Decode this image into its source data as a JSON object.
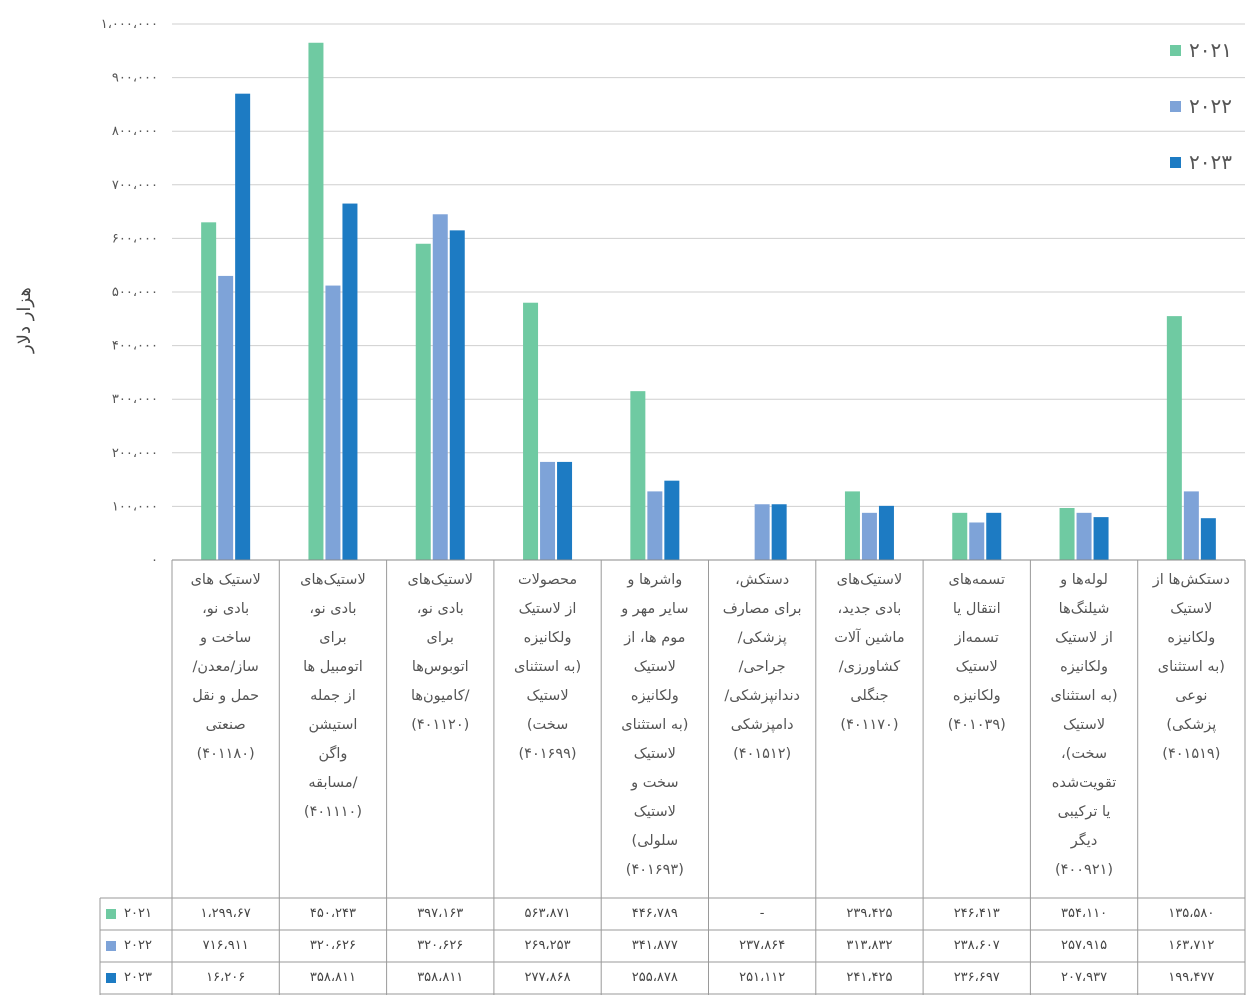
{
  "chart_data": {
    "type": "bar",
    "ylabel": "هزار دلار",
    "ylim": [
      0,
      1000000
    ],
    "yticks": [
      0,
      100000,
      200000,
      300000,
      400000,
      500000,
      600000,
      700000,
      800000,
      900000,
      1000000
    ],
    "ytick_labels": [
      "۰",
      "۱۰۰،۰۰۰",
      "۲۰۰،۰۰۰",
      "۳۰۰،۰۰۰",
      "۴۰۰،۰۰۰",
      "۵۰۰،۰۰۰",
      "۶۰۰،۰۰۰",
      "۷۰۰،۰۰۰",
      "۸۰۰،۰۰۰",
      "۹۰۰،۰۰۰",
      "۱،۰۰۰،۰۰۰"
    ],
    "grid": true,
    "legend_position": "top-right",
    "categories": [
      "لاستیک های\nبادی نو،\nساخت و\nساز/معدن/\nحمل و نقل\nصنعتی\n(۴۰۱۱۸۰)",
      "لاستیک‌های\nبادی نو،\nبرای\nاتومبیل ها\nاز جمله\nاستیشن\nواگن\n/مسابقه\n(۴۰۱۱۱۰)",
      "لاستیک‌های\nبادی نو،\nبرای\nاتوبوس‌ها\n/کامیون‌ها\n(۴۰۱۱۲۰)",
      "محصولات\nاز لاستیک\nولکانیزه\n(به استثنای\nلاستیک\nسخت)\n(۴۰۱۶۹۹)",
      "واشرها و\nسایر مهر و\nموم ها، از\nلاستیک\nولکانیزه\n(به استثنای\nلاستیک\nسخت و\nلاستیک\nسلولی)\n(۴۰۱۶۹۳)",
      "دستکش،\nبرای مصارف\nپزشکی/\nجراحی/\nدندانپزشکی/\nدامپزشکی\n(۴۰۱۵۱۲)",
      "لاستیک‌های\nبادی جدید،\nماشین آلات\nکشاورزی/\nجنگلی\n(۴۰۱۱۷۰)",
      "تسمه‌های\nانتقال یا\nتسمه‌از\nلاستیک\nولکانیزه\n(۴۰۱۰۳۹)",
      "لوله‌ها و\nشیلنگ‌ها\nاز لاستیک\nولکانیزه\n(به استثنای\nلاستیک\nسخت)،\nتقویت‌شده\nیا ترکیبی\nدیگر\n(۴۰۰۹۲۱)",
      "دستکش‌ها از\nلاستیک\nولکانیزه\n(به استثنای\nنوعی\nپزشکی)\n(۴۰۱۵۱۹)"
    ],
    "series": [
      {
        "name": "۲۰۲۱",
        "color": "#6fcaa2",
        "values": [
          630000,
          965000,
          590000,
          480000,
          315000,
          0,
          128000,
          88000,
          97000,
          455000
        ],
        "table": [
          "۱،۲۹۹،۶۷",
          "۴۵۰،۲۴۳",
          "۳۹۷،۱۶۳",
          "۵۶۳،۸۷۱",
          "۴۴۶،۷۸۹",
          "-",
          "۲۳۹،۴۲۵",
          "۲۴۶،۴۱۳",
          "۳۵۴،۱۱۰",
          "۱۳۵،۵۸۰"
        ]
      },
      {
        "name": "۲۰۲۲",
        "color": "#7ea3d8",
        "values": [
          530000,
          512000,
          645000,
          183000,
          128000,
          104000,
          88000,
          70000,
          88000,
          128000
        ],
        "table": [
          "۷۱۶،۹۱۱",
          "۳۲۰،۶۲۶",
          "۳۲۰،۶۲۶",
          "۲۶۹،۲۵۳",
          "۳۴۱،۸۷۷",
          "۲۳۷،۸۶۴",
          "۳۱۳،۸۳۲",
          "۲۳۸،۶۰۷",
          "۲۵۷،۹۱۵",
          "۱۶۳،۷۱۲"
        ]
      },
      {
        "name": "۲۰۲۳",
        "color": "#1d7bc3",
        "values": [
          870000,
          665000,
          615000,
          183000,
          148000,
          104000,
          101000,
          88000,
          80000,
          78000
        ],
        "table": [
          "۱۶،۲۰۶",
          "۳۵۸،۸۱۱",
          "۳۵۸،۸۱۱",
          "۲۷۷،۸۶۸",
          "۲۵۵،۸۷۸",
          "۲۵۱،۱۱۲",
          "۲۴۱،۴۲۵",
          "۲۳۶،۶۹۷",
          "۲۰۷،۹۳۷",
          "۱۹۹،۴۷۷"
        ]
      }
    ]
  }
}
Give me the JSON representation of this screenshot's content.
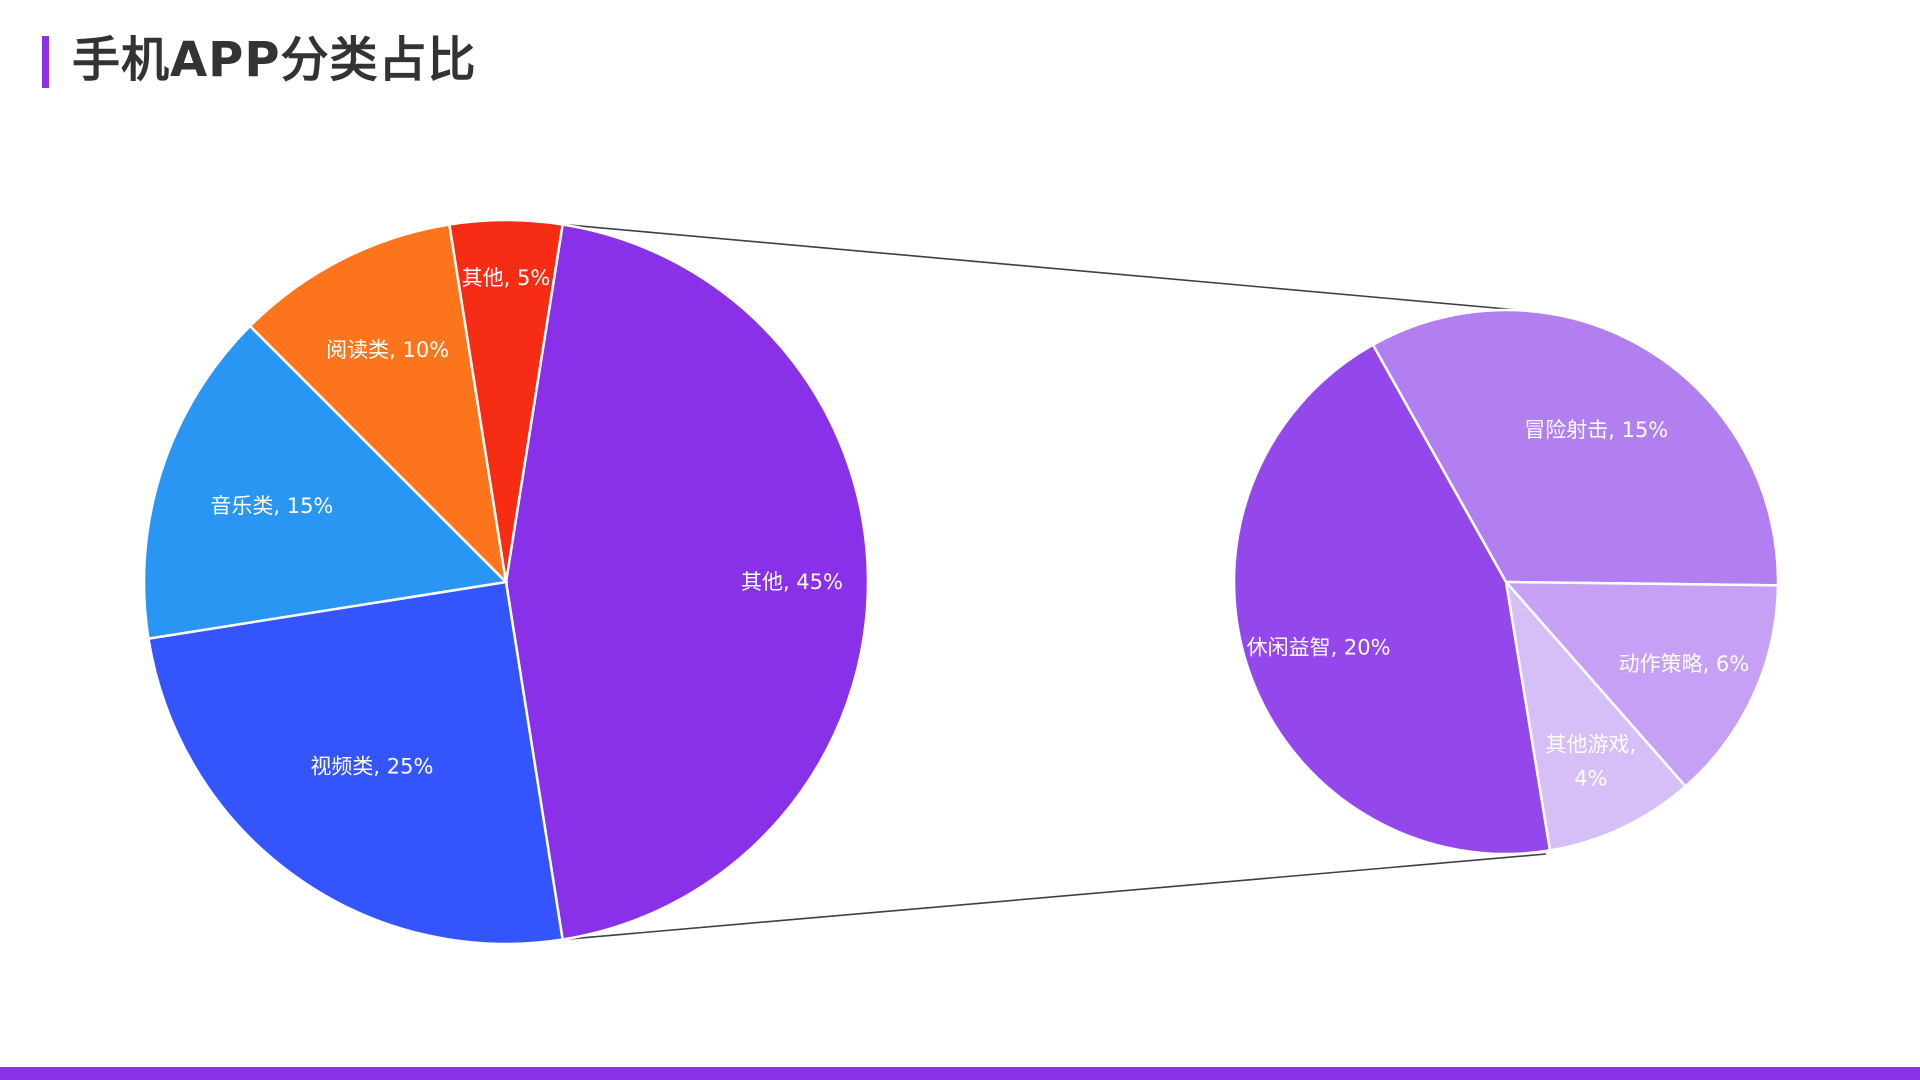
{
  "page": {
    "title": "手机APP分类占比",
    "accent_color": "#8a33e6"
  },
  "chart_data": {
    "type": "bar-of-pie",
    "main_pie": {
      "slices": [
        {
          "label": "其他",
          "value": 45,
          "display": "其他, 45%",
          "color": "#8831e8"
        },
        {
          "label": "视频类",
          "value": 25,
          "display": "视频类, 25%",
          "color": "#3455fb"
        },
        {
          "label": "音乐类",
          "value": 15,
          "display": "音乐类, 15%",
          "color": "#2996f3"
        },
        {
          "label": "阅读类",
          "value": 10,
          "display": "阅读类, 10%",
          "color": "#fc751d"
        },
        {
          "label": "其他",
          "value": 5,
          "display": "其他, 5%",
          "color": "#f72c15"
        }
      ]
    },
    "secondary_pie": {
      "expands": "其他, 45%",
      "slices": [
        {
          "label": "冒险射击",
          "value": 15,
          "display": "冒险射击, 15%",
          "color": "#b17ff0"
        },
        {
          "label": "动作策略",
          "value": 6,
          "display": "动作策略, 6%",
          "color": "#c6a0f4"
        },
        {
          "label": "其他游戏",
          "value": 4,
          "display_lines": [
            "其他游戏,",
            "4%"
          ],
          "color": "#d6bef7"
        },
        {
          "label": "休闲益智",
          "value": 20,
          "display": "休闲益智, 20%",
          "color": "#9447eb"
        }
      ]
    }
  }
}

------------------------------------------------

[Exercise requirements]
Omit the pictures. Transcribe every record exactly.

[Completed exercise]
Decode this image into its source data as a JSON object.
{
  "chart_data": {
    "type": "bar",
    "ylabel": "هزار دلار",
    "ylim": [
      0,
      1000000
    ],
    "yticks": [
      0,
      100000,
      200000,
      300000,
      400000,
      500000,
      600000,
      700000,
      800000,
      900000,
      1000000
    ],
    "ytick_labels": [
      "۰",
      "۱۰۰،۰۰۰",
      "۲۰۰،۰۰۰",
      "۳۰۰،۰۰۰",
      "۴۰۰،۰۰۰",
      "۵۰۰،۰۰۰",
      "۶۰۰،۰۰۰",
      "۷۰۰،۰۰۰",
      "۸۰۰،۰۰۰",
      "۹۰۰،۰۰۰",
      "۱،۰۰۰،۰۰۰"
    ],
    "grid": true,
    "legend_position": "top-right",
    "categories": [
      "لاستیک های\nبادی نو،\nساخت و\nساز/معدن/\nحمل و نقل\nصنعتی\n(۴۰۱۱۸۰)",
      "لاستیک‌های\nبادی نو،\nبرای\nاتومبیل ها\nاز جمله\nاستیشن\nواگن\n/مسابقه\n(۴۰۱۱۱۰)",
      "لاستیک‌های\nبادی نو،\nبرای\nاتوبوس‌ها\n/کامیون‌ها\n(۴۰۱۱۲۰)",
      "محصولات\nاز لاستیک\nولکانیزه\n(به استثنای\nلاستیک\nسخت)\n(۴۰۱۶۹۹)",
      "واشرها و\nسایر مهر و\nموم ها، از\nلاستیک\nولکانیزه\n(به استثنای\nلاستیک\nسخت و\nلاستیک\nسلولی)\n(۴۰۱۶۹۳)",
      "دستکش،\nبرای مصارف\nپزشکی/\nجراحی/\nدندانپزشکی/\nدامپزشکی\n(۴۰۱۵۱۲)",
      "لاستیک‌های\nبادی جدید،\nماشین آلات\nکشاورزی/\nجنگلی\n(۴۰۱۱۷۰)",
      "تسمه‌های\nانتقال یا\nتسمه‌از\nلاستیک\nولکانیزه\n(۴۰۱۰۳۹)",
      "لوله‌ها و\nشیلنگ‌ها\nاز لاستیک\nولکانیزه\n(به استثنای\nلاستیک\nسخت)،\nتقویت‌شده\nیا ترکیبی\nدیگر\n(۴۰۰۹۲۱)",
      "دستکش‌ها از\nلاستیک\nولکانیزه\n(به استثنای\nنوعی\nپزشکی)\n(۴۰۱۵۱۹)"
    ],
    "series": [
      {
        "name": "۲۰۲۱",
        "color": "#6fcaa2",
        "values": [
          630000,
          965000,
          590000,
          480000,
          315000,
          0,
          128000,
          88000,
          97000,
          455000
        ],
        "table": [
          "۱،۲۹۹،۶۷",
          "۴۵۰،۲۴۳",
          "۳۹۷،۱۶۳",
          "۵۶۳،۸۷۱",
          "۴۴۶،۷۸۹",
          "-",
          "۲۳۹،۴۲۵",
          "۲۴۶،۴۱۳",
          "۳۵۴،۱۱۰",
          "۱۳۵،۵۸۰"
        ]
      },
      {
        "name": "۲۰۲۲",
        "color": "#7ea3d8",
        "values": [
          530000,
          512000,
          645000,
          183000,
          128000,
          104000,
          88000,
          70000,
          88000,
          128000
        ],
        "table": [
          "۷۱۶،۹۱۱",
          "۳۲۰،۶۲۶",
          "۳۲۰،۶۲۶",
          "۲۶۹،۲۵۳",
          "۳۴۱،۸۷۷",
          "۲۳۷،۸۶۴",
          "۳۱۳،۸۳۲",
          "۲۳۸،۶۰۷",
          "۲۵۷،۹۱۵",
          "۱۶۳،۷۱۲"
        ]
      },
      {
        "name": "۲۰۲۳",
        "color": "#1d7bc3",
        "values": [
          870000,
          665000,
          615000,
          183000,
          148000,
          104000,
          101000,
          88000,
          80000,
          78000
        ],
        "table": [
          "۱۶،۲۰۶",
          "۳۵۸،۸۱۱",
          "۳۵۸،۸۱۱",
          "۲۷۷،۸۶۸",
          "۲۵۵،۸۷۸",
          "۲۵۱،۱۱۲",
          "۲۴۱،۴۲۵",
          "۲۳۶،۶۹۷",
          "۲۰۷،۹۳۷",
          "۱۹۹،۴۷۷"
        ]
      }
    ]
  }
}
Give me the JSON representation of this screenshot's content.
{
  "page": {
    "title": "手机APP分类占比",
    "accent_color": "#8a33e6"
  },
  "chart_data": {
    "type": "bar-of-pie",
    "main_pie": {
      "slices": [
        {
          "label": "其他",
          "value": 45,
          "display": "其他, 45%",
          "color": "#8831e8"
        },
        {
          "label": "视频类",
          "value": 25,
          "display": "视频类, 25%",
          "color": "#3455fb"
        },
        {
          "label": "音乐类",
          "value": 15,
          "display": "音乐类, 15%",
          "color": "#2996f3"
        },
        {
          "label": "阅读类",
          "value": 10,
          "display": "阅读类, 10%",
          "color": "#fc751d"
        },
        {
          "label": "其他",
          "value": 5,
          "display": "其他, 5%",
          "color": "#f72c15"
        }
      ]
    },
    "secondary_pie": {
      "expands": "其他, 45%",
      "slices": [
        {
          "label": "冒险射击",
          "value": 15,
          "display": "冒险射击, 15%",
          "color": "#b17ff0"
        },
        {
          "label": "动作策略",
          "value": 6,
          "display": "动作策略, 6%",
          "color": "#c6a0f4"
        },
        {
          "label": "其他游戏",
          "value": 4,
          "display_lines": [
            "其他游戏,",
            "4%"
          ],
          "color": "#d6bef7"
        },
        {
          "label": "休闲益智",
          "value": 20,
          "display": "休闲益智, 20%",
          "color": "#9447eb"
        }
      ]
    }
  }
}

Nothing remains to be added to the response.